> WHAT IS REQUIRED
Only the number is wanted: how many lines of these entries contain the word "sonst"?

> EXTRACTED INFORMATION
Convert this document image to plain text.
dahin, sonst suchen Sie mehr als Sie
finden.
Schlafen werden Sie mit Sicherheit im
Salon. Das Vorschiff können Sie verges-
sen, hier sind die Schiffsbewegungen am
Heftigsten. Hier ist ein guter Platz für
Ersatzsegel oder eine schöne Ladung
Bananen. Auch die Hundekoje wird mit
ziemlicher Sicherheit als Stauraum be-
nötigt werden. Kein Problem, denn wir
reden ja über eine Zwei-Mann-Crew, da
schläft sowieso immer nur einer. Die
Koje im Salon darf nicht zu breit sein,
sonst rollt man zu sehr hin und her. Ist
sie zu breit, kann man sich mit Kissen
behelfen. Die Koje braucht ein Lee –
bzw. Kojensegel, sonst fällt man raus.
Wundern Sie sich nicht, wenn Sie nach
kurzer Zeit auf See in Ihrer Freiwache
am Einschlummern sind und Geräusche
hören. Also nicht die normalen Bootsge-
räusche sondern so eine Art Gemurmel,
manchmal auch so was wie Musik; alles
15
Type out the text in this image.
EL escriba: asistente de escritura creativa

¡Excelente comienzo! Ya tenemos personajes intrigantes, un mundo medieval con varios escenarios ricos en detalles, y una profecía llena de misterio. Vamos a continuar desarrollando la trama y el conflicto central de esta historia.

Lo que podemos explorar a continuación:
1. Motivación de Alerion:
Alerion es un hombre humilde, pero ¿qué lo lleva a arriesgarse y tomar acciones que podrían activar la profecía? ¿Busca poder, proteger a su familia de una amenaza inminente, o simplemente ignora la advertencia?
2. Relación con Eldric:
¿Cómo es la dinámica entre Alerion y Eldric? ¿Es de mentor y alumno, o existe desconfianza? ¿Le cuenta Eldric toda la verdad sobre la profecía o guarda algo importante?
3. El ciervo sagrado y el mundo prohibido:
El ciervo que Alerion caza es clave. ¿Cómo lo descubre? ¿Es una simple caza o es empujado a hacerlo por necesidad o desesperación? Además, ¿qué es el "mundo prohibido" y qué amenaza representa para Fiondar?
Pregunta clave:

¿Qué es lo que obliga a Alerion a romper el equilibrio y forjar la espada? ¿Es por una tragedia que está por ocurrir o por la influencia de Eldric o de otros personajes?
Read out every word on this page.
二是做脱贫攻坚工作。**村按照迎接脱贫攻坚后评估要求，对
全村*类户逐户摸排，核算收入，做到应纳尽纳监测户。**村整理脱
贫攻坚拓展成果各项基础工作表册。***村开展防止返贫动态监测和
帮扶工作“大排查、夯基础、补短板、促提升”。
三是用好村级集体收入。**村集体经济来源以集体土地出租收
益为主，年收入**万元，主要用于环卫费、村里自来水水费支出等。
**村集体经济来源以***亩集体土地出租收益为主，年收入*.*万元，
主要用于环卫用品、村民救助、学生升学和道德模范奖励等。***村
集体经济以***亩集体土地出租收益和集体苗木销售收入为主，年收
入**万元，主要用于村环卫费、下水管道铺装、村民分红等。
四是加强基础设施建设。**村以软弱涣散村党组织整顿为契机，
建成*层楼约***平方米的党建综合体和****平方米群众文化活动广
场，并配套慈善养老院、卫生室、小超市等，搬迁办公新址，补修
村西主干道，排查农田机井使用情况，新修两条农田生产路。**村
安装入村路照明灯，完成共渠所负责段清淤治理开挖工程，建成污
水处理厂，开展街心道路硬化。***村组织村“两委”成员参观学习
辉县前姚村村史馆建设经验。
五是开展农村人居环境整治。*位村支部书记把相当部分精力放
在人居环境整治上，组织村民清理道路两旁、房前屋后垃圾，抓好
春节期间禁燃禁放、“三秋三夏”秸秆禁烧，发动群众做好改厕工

> EXPECTED ANSWER
3